[START Data extract]
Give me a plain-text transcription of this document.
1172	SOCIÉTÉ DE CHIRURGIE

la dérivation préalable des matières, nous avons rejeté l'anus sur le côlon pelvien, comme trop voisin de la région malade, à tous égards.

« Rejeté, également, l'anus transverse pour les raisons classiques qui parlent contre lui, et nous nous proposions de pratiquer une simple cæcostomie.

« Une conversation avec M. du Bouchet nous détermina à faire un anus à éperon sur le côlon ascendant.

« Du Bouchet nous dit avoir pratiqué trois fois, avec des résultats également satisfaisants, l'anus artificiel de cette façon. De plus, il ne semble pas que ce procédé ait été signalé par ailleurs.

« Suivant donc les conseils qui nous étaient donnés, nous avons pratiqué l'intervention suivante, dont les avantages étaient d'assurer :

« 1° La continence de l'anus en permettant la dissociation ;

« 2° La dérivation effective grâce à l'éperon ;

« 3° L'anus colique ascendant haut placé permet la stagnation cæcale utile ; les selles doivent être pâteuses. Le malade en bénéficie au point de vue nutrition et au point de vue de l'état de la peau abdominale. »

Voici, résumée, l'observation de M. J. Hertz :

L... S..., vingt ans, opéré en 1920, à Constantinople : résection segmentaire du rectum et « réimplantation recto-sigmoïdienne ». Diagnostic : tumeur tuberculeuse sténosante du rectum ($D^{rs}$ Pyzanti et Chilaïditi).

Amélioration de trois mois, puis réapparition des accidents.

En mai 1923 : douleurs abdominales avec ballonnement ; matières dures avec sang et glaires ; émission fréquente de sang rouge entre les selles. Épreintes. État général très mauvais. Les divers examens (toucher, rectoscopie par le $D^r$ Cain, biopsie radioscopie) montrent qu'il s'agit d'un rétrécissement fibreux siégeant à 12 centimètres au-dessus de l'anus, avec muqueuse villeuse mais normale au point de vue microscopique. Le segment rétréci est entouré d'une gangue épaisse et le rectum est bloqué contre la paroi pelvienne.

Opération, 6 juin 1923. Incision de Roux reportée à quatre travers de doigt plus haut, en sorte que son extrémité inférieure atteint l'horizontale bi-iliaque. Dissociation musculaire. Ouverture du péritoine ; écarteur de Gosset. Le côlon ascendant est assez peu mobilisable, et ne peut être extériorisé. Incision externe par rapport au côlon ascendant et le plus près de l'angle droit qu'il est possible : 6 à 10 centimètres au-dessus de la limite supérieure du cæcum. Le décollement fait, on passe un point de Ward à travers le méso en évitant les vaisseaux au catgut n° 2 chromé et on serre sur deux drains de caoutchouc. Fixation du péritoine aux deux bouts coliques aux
[END Data extract]
Word for word, quote all of the data above.

Give me a plain-text transcription of this document.
1172	SOCIÉTÉ DE CHIRURGIE

la dérivation préalable des matières, nous avons rejeté l'anus sur le côlon pelvien, comme trop voisin de la région malade, à tous égards.

« Rejeté, également, l'anus transverse pour les raisons classiques qui parlent contre lui, et nous nous proposions de pratiquer une simple cæcostomie.

« Une conversation avec M. du Bouchet nous détermina à faire un anus à éperon sur le côlon ascendant.

« Du Bouchet nous dit avoir pratiqué trois fois, avec des résultats également satisfaisants, l'anus artificiel de cette façon. De plus, il ne semble pas que ce procédé ait été signalé par ailleurs.

« Suivant donc les conseils qui nous étaient donnés, nous avons pratiqué l'intervention suivante, dont les avantages étaient d'assurer :

« 1° La continence de l'anus en permettant la dissociation ;

« 2° La dérivation effective grâce à l'éperon ;

« 3° L'anus colique ascendant haut placé permet la stagnation cæcale utile ; les selles doivent être pâteuses. Le malade en bénéficie au point de vue nutrition et au point de vue de l'état de la peau abdominale. »

Voici, résumée, l'observation de M. J. Hertz :

L... S..., vingt ans, opéré en 1920, à Constantinople : résection segmentaire du rectum et « réimplantation recto-sigmoïdienne ». Diagnostic : tumeur tuberculeuse sténosante du rectum ($D^{rs}$ Pyzanti et Chilaïditi).

Amélioration de trois mois, puis réapparition des accidents.

En mai 1923 : douleurs abdominales avec ballonnement ; matières dures avec sang et glaires ; émission fréquente de sang rouge entre les selles. Épreintes. État général très mauvais. Les divers examens (toucher, rectoscopie par le $D^r$ Cain, biopsie radioscopie) montrent qu'il s'agit d'un rétrécissement fibreux siégeant à 12 centimètres au-dessus de l'anus, avec muqueuse villeuse mais normale au point de vue microscopique. Le segment rétréci est entouré d'une gangue épaisse et le rectum est bloqué contre la paroi pelvienne.

Opération, 6 juin 1923. Incision de Roux reportée à quatre travers de doigt plus haut, en sorte que son extrémité inférieure atteint l'horizontale bi-iliaque. Dissociation musculaire. Ouverture du péritoine ; écarteur de Gosset. Le côlon ascendant est assez peu mobilisable, et ne peut être extériorisé. Incision externe par rapport au côlon ascendant et le plus près de l'angle droit qu'il est possible : 6 à 10 centimètres au-dessus de la limite supérieure du cæcum. Le décollement fait, on passe un point de Ward à travers le méso en évitant les vaisseaux au catgut n° 2 chromé et on serre sur deux drains de caoutchouc. Fixation du péritoine aux deux bouts coliques aux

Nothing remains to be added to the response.